··· Material to process

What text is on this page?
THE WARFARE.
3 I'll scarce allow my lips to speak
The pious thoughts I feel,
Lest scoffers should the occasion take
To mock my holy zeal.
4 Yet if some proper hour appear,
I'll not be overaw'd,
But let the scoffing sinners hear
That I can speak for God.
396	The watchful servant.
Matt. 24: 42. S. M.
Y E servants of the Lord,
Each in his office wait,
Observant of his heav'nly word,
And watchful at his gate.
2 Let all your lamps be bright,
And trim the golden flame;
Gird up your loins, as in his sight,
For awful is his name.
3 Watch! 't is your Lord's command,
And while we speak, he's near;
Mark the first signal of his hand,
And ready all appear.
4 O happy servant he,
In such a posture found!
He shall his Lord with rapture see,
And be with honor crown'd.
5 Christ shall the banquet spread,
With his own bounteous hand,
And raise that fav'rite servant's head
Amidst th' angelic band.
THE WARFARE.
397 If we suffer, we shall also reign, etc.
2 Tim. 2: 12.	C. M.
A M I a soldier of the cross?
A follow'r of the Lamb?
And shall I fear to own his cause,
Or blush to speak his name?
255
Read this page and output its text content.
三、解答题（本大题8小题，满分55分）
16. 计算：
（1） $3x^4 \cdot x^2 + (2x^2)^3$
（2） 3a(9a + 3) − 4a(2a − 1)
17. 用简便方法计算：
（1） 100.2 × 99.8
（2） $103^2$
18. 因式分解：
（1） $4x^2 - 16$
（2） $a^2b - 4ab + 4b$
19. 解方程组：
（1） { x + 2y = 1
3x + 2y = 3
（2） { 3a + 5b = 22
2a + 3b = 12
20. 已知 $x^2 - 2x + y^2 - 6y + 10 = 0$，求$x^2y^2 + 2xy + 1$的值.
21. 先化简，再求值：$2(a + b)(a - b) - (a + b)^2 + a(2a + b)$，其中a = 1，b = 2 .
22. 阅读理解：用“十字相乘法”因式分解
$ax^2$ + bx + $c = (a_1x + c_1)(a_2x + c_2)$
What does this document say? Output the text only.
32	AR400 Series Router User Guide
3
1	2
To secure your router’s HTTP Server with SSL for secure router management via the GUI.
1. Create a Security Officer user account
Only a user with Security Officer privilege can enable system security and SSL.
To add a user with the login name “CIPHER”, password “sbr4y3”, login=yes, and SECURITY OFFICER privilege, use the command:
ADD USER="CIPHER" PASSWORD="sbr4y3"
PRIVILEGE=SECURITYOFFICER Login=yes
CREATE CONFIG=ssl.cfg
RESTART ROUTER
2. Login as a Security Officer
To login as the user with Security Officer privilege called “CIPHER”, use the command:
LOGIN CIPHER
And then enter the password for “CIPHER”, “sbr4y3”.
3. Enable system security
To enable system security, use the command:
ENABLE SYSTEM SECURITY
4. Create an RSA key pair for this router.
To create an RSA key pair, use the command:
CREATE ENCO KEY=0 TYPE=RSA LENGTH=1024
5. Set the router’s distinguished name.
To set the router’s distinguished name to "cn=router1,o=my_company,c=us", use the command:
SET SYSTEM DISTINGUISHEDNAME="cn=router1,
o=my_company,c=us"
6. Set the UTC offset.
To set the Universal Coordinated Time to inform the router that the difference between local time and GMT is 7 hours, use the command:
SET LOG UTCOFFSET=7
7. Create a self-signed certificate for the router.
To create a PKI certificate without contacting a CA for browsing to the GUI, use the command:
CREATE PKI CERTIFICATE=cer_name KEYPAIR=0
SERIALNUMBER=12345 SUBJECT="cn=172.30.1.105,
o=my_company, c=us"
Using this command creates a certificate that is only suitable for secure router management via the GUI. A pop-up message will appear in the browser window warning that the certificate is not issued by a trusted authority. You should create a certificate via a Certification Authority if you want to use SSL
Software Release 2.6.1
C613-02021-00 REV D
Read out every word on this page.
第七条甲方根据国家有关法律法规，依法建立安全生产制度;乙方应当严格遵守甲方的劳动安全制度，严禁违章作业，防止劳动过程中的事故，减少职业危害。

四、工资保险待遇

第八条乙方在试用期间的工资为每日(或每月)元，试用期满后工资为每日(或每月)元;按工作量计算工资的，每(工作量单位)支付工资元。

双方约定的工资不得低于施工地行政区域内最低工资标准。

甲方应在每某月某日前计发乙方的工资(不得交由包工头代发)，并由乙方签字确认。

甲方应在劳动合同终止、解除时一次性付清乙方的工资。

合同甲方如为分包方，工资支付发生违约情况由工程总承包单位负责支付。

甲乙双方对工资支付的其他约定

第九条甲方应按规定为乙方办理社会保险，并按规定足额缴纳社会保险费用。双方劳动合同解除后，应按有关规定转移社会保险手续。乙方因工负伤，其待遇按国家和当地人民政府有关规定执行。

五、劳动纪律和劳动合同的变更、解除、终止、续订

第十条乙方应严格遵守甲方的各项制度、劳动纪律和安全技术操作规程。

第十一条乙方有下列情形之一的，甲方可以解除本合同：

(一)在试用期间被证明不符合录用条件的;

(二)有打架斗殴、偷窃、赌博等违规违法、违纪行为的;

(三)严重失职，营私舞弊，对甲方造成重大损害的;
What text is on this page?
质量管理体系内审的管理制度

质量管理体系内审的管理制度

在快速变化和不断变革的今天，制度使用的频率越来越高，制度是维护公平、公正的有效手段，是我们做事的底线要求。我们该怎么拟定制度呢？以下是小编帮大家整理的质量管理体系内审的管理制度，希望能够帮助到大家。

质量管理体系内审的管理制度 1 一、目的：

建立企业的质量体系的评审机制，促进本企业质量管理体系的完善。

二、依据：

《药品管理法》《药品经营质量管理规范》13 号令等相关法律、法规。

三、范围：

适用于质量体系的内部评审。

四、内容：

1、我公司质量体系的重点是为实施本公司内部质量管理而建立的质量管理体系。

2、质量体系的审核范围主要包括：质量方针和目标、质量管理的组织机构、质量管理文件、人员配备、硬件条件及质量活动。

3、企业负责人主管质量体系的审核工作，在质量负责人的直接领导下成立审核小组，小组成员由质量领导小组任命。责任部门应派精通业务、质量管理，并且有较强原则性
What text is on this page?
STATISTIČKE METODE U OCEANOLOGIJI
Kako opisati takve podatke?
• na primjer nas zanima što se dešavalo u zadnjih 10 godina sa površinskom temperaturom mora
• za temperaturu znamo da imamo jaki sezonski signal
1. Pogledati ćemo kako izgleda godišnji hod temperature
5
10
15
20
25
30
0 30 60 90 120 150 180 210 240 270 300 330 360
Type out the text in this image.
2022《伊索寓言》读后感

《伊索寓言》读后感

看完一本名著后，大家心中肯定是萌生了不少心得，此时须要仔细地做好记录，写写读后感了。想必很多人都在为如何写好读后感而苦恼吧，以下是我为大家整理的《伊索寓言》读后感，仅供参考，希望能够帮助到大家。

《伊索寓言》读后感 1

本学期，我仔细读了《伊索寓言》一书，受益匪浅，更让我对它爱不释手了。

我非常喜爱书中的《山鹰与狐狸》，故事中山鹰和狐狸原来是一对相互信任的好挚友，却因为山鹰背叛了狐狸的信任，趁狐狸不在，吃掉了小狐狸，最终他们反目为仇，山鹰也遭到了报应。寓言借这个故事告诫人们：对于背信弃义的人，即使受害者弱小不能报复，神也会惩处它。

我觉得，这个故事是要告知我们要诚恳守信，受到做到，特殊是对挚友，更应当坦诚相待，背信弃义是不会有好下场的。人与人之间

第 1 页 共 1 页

······

• Directions:
Determine how many lines of the records above contain the word "speak", and report only that number.

• Exercise answer:
4